** start of DATA FOR THIS EXERCISE **

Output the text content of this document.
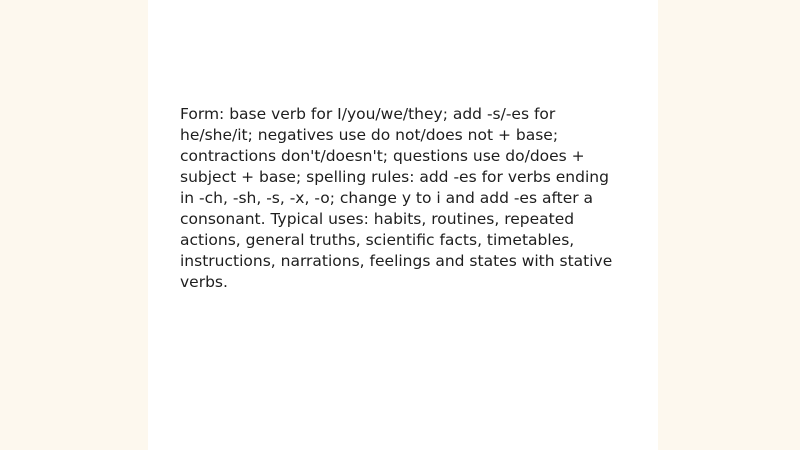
Form: base verb for I/you/we/they; add -s/-es for he/she/it; negatives use do not/does not + base; contractions don't/doesn't; questions use do/does + subject + base; spelling rules: add -es for verbs ending in -ch, -sh, -s, -x, -o; change y to i and add -es after a consonant. Typical uses: habits, routines, repeated actions, general truths, scientific facts, timetables, instructions, narrations, feelings and states with stative verbs.
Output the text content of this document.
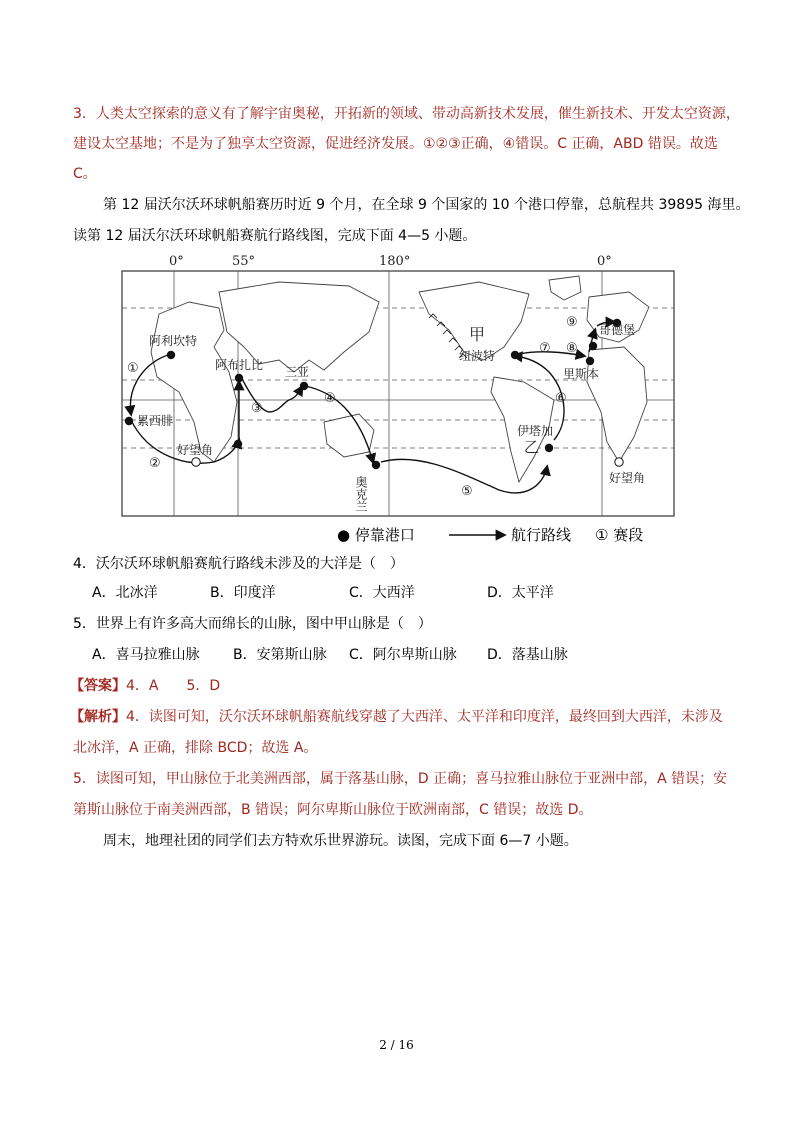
3．人类太空探索的意义有了解宇宙奥秘，开拓新的领域、带动高新技术发展，催生新技术、开发太空资源，
建设太空基地；不是为了独享太空资源，促进经济发展。①②③正确，④错误。C 正确，ABD 错误。故选
C。
第 12 届沃尔沃环球帆船赛历时近 9 个月，在全球 9 个国家的 10 个港口停靠，总航程共 39895 海里。
读第 12 届沃尔沃环球帆船赛航行路线图，完成下面 4—5 小题。
0°	55°	180°	0°
阿利坎特
累西腓
好望角
阿布扎比 三亚
奥克兰
伊塔加
纽波特
里斯本
哥德堡
好望角
甲
乙
①
②
③
④
⑤
⑥
⑦ ⑧
⑨
● 停靠港口	航行路线 ① 赛段
4．沃尔沃环球帆船赛航行路线未涉及的大洋是（　）
A．北冰洋	B．印度洋	C．大西洋	D．太平洋
5．世界上有许多高大而绵长的山脉，图中甲山脉是（　）
A．喜马拉雅山脉 B．安第斯山脉 C．阿尔卑斯山脉 D．落基山脉
【答案】4．A　　5．D
【解析】4．读图可知，沃尔沃环球帆船赛航线穿越了大西洋、太平洋和印度洋，最终回到大西洋，未涉及
北冰洋，A 正确，排除 BCD；故选 A。
5．读图可知，甲山脉位于北美洲西部，属于落基山脉，D 正确；喜马拉雅山脉位于亚洲中部，A 错误；安
第斯山脉位于南美洲西部，B 错误；阿尔卑斯山脉位于欧洲南部，C 错误；故选 D。
周末，地理社团的同学们去方特欢乐世界游玩。读图，完成下面 6—7 小题。
2 / 16
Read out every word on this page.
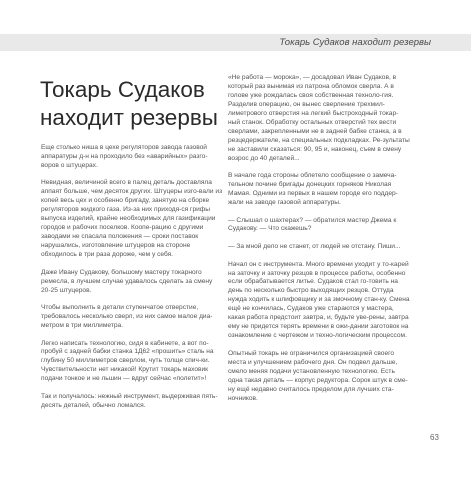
Токарь Судаков находит резервы
Токарь Судаков находит резервы

Еще столько ниша в цехе регуляторов завода газовой аппаратуры д-н на проходило без «аварийных» разго-воров о штуцерах.

Невидная, величиной всего в палец деталь доставляла аппаят больше, чем десяток других. Штуцеры изго-вали из копей весь цех и особенно бригаду, занятую на сборке регуляторов жидкого газа. Из-за них приходя-ся грифы выпуска изделий, крайне необходимых для газификации городов и рабочих поселков. Коопе-рацию с другими заводами не спасала положения — сроки поставок нарушались, изготовление штуцеров на стороне обходилось в три раза дороже, чем у себя.

Даже Ивану Судакову, большому мастеру токарного ремесла, в лучшем случае удавалось сделать за смену 20-25 штуцеров.

Чтобы выполнить в детали ступенчатое отверстие, требовалось несколько сверл, из них самое малое диа-метром в три миллиметра.

Легко написать технологию, сидя в кабинете, а вот по-пробуй с задней бабки станка 1Д62 «прошить» сталь на глубину 50 миллиметров сверлом, чуть толще спич-ки. Чувствительности нет никакой! Крутит токарь маховик подачи тонкое и не льшин — вдруг сейчас «полетит»!

Так и получалось: нежный инструмент, выдерживая пять-десять деталей, обычно ломался.

«Не работа — морока», — досадовал Иван Судаков, в который раз вынимая из патрона обломок сверла. А в голове уже рождалась своя собственная техноло-гия. Разделив операцию, он вынес сверление трехмил-лиметрового отверстия на легкий быстроходный токар-ный станок. Обработку остальных отверстий тех вести сверлами, закрепленными не в задней бабке станка, а в резцедержателе, на специальных подкладках. Ре-зультаты не заставили сказаться: 90, 95 и, наконец, съем в смену возрос до 40 деталей...

В начале года стороны облетело сообщение о замеча-тельном почине бригады донецких горняков Николая Мамая. Одними из первых в нашем городе его поддер-жали на заводе газовой аппаратуры.

— Слышал о шахтерах? — обратился мастер Джема к Судакову. — Что скажешь?

— За мной дело не станет, от людей не отстану. Пиши...

Начал он с инструмента. Много времени уходит у то-карей на заточку и заточку резцов в процессе работы, особенно если обрабатывается литье. Судаков стал го-товить на день по несколько быстро выходящих резцов. Оттуда нужда ходить к шлифовщику и за змочному стан-ку. Смена ещё не кончилась, Судаков уже стараются у мастера, какая работа предстоит завтра, и, будьте уве-рены, завтра ему не придется терять времени в ожи-дании заготовок на ознакомление с чертежом и техно-логическим процессом.

Опытный токарь не ограничился организацией своего места и улучшением рабочего дня. Он подвел дальше, смело меняя подачи установленную технологию. Есть одна такая деталь — корпус редуктора. Сорок штук в сме-ну ещё недавно считалось пределом для лучших ста-ночников.

63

** end of DATA FOR THIS EXERCISE **

> WHAT TO WORK ON: Check each line of the data above for the string "подачи" and report only how many lines have it.

> EXERCISE RESPONSE: 2